──────── DATA SHOWN
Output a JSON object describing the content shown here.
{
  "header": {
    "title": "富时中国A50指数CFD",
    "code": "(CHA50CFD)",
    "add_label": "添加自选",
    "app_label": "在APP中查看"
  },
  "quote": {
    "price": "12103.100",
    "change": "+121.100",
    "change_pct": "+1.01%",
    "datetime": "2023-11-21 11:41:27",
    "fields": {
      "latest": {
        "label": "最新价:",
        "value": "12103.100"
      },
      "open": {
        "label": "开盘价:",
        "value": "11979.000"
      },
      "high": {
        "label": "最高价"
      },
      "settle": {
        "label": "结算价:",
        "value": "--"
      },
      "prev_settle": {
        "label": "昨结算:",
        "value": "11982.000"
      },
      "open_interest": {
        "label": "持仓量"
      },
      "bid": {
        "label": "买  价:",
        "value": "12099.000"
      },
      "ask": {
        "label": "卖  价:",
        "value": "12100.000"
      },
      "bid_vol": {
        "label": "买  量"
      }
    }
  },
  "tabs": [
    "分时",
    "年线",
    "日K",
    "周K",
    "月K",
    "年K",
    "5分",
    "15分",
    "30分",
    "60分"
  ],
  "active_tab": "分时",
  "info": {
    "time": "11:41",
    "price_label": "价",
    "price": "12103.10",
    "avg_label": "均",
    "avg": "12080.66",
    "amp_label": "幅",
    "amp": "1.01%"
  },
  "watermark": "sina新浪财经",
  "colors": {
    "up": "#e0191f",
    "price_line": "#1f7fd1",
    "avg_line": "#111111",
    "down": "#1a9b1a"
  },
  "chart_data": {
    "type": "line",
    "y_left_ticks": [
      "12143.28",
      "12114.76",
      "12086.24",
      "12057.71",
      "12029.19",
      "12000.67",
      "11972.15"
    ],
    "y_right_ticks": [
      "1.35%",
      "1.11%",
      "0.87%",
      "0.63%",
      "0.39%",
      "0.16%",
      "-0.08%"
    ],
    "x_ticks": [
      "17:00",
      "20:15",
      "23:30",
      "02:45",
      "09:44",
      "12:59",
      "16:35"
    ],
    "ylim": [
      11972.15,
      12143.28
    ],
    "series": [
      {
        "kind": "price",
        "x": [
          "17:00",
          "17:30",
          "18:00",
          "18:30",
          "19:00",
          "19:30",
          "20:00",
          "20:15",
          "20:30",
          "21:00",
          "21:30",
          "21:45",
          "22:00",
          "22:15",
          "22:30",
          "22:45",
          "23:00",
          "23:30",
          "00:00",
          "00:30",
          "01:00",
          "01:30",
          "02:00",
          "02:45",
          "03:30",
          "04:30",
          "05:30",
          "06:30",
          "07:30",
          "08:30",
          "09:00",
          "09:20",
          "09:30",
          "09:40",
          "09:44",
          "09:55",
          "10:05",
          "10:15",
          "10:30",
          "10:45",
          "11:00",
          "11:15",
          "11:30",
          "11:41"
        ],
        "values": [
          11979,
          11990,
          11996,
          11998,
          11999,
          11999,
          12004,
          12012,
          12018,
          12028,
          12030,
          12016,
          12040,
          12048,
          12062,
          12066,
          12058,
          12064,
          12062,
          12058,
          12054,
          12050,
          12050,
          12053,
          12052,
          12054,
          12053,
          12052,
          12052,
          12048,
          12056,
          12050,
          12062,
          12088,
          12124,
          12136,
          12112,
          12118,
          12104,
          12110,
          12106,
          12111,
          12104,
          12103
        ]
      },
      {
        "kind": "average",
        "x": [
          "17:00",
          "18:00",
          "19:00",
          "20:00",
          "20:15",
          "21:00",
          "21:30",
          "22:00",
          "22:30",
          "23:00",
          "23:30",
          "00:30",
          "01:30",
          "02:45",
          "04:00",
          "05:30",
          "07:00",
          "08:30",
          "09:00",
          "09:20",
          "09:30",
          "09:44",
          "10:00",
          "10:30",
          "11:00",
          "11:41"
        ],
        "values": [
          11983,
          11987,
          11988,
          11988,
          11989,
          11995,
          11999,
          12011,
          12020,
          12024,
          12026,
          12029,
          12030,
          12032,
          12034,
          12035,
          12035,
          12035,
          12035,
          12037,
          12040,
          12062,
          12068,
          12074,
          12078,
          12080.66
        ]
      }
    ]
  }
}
────────────────
» **WHAT TO PRODUCE**
Write out the records above again, keeping each one identical to the original.

» **OUTPUT**
Output a JSON object describing the content shown here.
{
  "header": {
    "title": "富时中国A50指数CFD",
    "code": "(CHA50CFD)",
    "add_label": "添加自选",
    "app_label": "在APP中查看"
  },
  "quote": {
    "price": "12103.100",
    "change": "+121.100",
    "change_pct": "+1.01%",
    "datetime": "2023-11-21 11:41:27",
    "fields": {
      "latest": {
        "label": "最新价:",
        "value": "12103.100"
      },
      "open": {
        "label": "开盘价:",
        "value": "11979.000"
      },
      "high": {
        "label": "最高价"
      },
      "settle": {
        "label": "结算价:",
        "value": "--"
      },
      "prev_settle": {
        "label": "昨结算:",
        "value": "11982.000"
      },
      "open_interest": {
        "label": "持仓量"
      },
      "bid": {
        "label": "买  价:",
        "value": "12099.000"
      },
      "ask": {
        "label": "卖  价:",
        "value": "12100.000"
      },
      "bid_vol": {
        "label": "买  量"
      }
    }
  },
  "tabs": [
    "分时",
    "年线",
    "日K",
    "周K",
    "月K",
    "年K",
    "5分",
    "15分",
    "30分",
    "60分"
  ],
  "active_tab": "分时",
  "info": {
    "time": "11:41",
    "price_label": "价",
    "price": "12103.10",
    "avg_label": "均",
    "avg": "12080.66",
    "amp_label": "幅",
    "amp": "1.01%"
  },
  "watermark": "sina新浪财经",
  "colors": {
    "up": "#e0191f",
    "price_line": "#1f7fd1",
    "avg_line": "#111111",
    "down": "#1a9b1a"
  },
  "chart_data": {
    "type": "line",
    "y_left_ticks": [
      "12143.28",
      "12114.76",
      "12086.24",
      "12057.71",
      "12029.19",
      "12000.67",
      "11972.15"
    ],
    "y_right_ticks": [
      "1.35%",
      "1.11%",
      "0.87%",
      "0.63%",
      "0.39%",
      "0.16%",
      "-0.08%"
    ],
    "x_ticks": [
      "17:00",
      "20:15",
      "23:30",
      "02:45",
      "09:44",
      "12:59",
      "16:35"
    ],
    "ylim": [
      11972.15,
      12143.28
    ],
    "series": [
      {
        "kind": "price",
        "x": [
          "17:00",
          "17:30",
          "18:00",
          "18:30",
          "19:00",
          "19:30",
          "20:00",
          "20:15",
          "20:30",
          "21:00",
          "21:30",
          "21:45",
          "22:00",
          "22:15",
          "22:30",
          "22:45",
          "23:00",
          "23:30",
          "00:00",
          "00:30",
          "01:00",
          "01:30",
          "02:00",
          "02:45",
          "03:30",
          "04:30",
          "05:30",
          "06:30",
          "07:30",
          "08:30",
          "09:00",
          "09:20",
          "09:30",
          "09:40",
          "09:44",
          "09:55",
          "10:05",
          "10:15",
          "10:30",
          "10:45",
          "11:00",
          "11:15",
          "11:30",
          "11:41"
        ],
        "values": [
          11979,
          11990,
          11996,
          11998,
          11999,
          11999,
          12004,
          12012,
          12018,
          12028,
          12030,
          12016,
          12040,
          12048,
          12062,
          12066,
          12058,
          12064,
          12062,
          12058,
          12054,
          12050,
          12050,
          12053,
          12052,
          12054,
          12053,
          12052,
          12052,
          12048,
          12056,
          12050,
          12062,
          12088,
          12124,
          12136,
          12112,
          12118,
          12104,
          12110,
          12106,
          12111,
          12104,
          12103
        ]
      },
      {
        "kind": "average",
        "x": [
          "17:00",
          "18:00",
          "19:00",
          "20:00",
          "20:15",
          "21:00",
          "21:30",
          "22:00",
          "22:30",
          "23:00",
          "23:30",
          "00:30",
          "01:30",
          "02:45",
          "04:00",
          "05:30",
          "07:00",
          "08:30",
          "09:00",
          "09:20",
          "09:30",
          "09:44",
          "10:00",
          "10:30",
          "11:00",
          "11:41"
        ],
        "values": [
          11983,
          11987,
          11988,
          11988,
          11989,
          11995,
          11999,
          12011,
          12020,
          12024,
          12026,
          12029,
          12030,
          12032,
          12034,
          12035,
          12035,
          12035,
          12035,
          12037,
          12040,
          12062,
          12068,
          12074,
          12078,
          12080.66
        ]
      }
    ]
  }
}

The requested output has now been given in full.